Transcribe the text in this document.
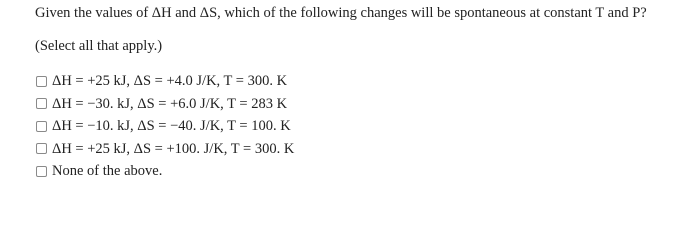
Given the values of ΔH and ΔS, which of the following changes will be spontaneous at constant T and P?
(Select all that apply.)
ΔH = +25 kJ, ΔS = +4.0 J/K, T = 300. K
ΔH = −30. kJ, ΔS = +6.0 J/K, T = 283 K
ΔH = −10. kJ, ΔS = −40. J/K, T = 100. K
ΔH = +25 kJ, ΔS = +100. J/K, T = 300. K
None of the above.
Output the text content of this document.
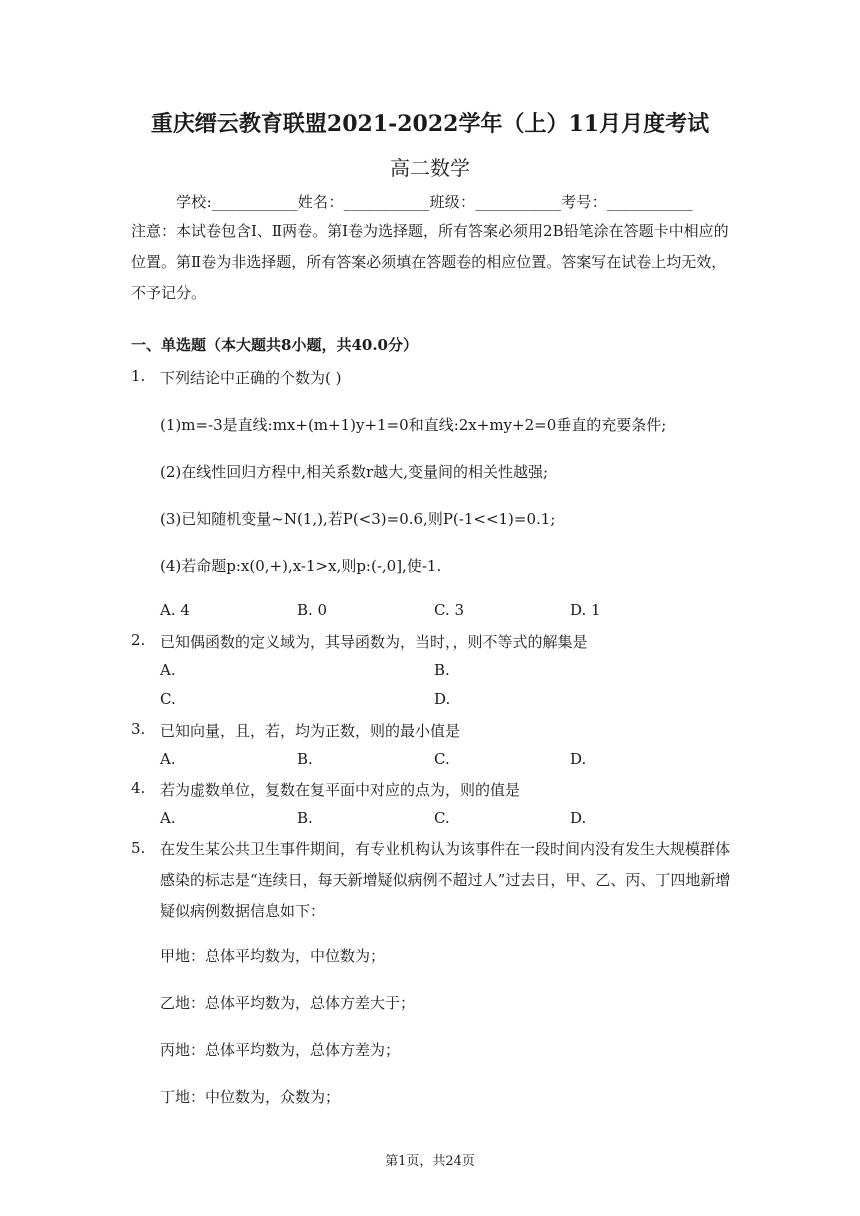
重庆缙云教育联盟2021-2022学年（上）11月月度考试
高二数学
学校:___________姓名：___________班级：___________考号：___________
注意：本试卷包含Ⅰ、Ⅱ两卷。第Ⅰ卷为选择题，所有答案必须用2B铅笔涂在答题卡中相应的位置。第Ⅱ卷为非选择题，所有答案必须填在答题卷的相应位置。答案写在试卷上均无效，不予记分。
一、单选题（本大题共8小题，共40.0分）
1. 下列结论中正确的个数为( )
(1)m=-3是直线:mx+(m+1)y+1=0和直线:2x+my+2=0垂直的充要条件;
(2)在线性回归方程中,相关系数r越大,变量间的相关性越强;
(3)已知随机变量~N(1,),若P(<3)=0.6,则P(-1<<1)=0.1;
(4)若命题p:x(0,+),x-1>x,则p:(-,0],使-1.
A. 4	B. 0	C. 3	D. 1
2. 已知偶函数的定义域为，其导函数为，当时，，则不等式的解集是
A.	B.
C.	D.
3. 已知向量，且，若，均为正数，则的最小值是
A.	B.	C.	D.
4. 若为虚数单位，复数在复平面中对应的点为，则的值是
A.	B.	C.	D.
5. 在发生某公共卫生事件期间，有专业机构认为该事件在一段时间内没有发生大规模群体感染的标志是“连续日，每天新增疑似病例不超过人”过去日，甲、乙、丙、丁四地新增疑似病例数据信息如下：
甲地：总体平均数为，中位数为；
乙地：总体平均数为，总体方差大于；
丙地：总体平均数为，总体方差为；
丁地：中位数为，众数为；
第1页，共24页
________
◆ REQUEST
Give the count of lines holding the word "this", with no other words.

◆ FINAL ANSWER
2